(Excerpts from a figure dataset)
* * * *
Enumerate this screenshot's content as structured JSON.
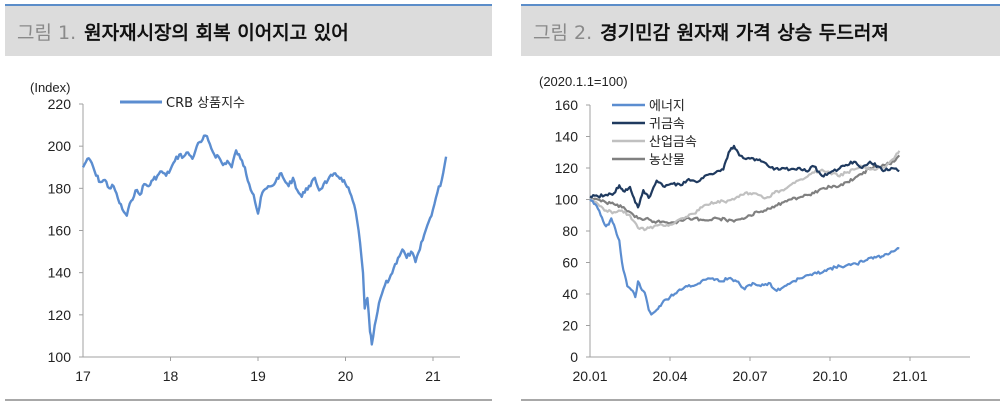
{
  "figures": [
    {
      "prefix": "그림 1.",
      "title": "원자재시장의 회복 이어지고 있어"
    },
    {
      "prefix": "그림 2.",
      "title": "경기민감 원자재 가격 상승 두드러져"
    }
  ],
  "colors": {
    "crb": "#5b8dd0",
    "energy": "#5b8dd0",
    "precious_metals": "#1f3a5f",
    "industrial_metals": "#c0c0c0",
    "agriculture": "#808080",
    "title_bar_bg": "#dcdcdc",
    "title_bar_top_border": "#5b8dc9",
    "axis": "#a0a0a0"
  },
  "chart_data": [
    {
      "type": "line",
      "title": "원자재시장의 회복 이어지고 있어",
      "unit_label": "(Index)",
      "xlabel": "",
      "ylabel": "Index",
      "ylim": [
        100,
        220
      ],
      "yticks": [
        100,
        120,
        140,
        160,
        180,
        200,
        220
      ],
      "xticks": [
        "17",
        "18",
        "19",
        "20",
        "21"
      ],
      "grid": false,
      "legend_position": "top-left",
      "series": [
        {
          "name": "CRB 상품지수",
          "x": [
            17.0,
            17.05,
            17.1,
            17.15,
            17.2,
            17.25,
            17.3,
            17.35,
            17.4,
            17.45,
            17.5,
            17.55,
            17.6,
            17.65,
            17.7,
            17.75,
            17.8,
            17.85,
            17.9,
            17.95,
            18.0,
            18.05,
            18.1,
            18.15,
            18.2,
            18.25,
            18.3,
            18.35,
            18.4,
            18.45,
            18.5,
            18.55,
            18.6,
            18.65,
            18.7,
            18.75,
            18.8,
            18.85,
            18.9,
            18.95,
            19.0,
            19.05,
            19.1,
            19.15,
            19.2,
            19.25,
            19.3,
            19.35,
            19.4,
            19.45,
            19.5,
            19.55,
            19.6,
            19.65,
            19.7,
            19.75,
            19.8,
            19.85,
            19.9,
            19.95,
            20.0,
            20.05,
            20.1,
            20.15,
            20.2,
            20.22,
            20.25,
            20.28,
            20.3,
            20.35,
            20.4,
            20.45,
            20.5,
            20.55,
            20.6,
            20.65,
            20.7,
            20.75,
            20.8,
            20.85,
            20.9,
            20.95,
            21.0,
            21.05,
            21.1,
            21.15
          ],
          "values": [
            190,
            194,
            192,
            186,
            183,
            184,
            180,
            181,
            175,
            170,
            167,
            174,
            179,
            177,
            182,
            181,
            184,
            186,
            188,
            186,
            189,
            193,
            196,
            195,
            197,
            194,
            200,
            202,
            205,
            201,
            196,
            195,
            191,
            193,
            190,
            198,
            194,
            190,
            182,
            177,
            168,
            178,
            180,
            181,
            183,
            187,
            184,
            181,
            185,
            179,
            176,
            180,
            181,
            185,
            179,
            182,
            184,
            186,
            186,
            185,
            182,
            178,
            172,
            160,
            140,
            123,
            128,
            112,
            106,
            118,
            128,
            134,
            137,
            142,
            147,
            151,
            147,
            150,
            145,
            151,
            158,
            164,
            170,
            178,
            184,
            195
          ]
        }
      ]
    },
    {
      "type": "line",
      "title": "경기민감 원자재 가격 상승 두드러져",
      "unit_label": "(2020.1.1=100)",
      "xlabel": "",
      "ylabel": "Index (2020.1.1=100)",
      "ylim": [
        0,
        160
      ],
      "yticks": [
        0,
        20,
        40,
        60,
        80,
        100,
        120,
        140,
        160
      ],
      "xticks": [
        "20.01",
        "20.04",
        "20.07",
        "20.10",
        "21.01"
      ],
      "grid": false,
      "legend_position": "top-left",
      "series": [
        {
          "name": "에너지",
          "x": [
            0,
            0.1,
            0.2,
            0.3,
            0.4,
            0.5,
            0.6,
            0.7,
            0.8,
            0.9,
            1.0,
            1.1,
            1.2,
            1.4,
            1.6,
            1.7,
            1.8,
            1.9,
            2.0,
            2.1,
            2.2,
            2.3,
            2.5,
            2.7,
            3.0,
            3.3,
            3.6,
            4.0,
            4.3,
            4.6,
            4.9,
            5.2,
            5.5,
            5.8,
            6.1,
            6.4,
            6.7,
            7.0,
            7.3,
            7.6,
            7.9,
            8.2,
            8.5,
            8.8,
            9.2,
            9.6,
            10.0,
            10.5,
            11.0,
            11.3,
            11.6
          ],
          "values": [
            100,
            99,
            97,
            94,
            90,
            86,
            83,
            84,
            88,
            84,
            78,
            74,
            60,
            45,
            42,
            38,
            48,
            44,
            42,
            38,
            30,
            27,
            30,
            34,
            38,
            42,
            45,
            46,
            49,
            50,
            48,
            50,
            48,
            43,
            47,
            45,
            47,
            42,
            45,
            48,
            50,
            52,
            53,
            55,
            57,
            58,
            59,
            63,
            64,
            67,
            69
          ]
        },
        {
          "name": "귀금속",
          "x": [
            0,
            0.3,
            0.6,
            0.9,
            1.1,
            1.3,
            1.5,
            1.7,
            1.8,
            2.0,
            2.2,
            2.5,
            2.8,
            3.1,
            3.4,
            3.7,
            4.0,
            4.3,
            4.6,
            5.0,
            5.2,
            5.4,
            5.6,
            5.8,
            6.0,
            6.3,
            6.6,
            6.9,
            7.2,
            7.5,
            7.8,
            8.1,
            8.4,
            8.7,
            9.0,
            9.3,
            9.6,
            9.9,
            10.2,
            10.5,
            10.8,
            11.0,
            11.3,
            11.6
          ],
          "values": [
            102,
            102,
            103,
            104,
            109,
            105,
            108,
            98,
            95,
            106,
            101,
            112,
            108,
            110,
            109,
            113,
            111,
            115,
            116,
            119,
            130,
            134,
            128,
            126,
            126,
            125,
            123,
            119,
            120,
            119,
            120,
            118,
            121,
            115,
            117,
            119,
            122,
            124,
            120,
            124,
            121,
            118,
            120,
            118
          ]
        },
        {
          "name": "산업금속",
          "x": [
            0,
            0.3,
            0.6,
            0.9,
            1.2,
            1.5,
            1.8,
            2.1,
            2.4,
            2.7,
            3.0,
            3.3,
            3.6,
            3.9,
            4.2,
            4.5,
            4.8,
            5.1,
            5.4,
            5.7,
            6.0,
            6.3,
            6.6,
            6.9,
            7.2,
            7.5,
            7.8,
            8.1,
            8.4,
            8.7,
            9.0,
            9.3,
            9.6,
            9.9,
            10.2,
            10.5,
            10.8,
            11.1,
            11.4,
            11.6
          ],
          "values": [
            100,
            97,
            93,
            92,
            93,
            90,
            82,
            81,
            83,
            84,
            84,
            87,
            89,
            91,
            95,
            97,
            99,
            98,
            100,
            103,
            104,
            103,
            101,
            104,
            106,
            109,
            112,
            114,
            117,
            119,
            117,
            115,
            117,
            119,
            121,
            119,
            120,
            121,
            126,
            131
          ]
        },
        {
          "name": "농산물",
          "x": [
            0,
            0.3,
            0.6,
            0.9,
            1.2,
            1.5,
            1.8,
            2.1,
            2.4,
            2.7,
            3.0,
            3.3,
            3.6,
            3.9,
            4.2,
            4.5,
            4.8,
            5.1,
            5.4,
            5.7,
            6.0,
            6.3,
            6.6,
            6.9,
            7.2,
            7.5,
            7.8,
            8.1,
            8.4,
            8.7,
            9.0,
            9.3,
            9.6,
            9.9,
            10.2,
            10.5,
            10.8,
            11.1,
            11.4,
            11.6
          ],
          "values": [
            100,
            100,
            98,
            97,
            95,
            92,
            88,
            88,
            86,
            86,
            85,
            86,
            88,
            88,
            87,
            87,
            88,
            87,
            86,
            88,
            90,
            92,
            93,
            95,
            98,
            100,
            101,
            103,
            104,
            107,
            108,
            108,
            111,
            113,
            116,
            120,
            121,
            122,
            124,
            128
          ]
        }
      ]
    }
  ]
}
* * * *
What you have to do:
Where a line holds "Index", copy that line.

Full response:
      "unit_label": "(Index)",
      "ylabel": "Index",
      "ylabel": "Index (2020.1.1=100)",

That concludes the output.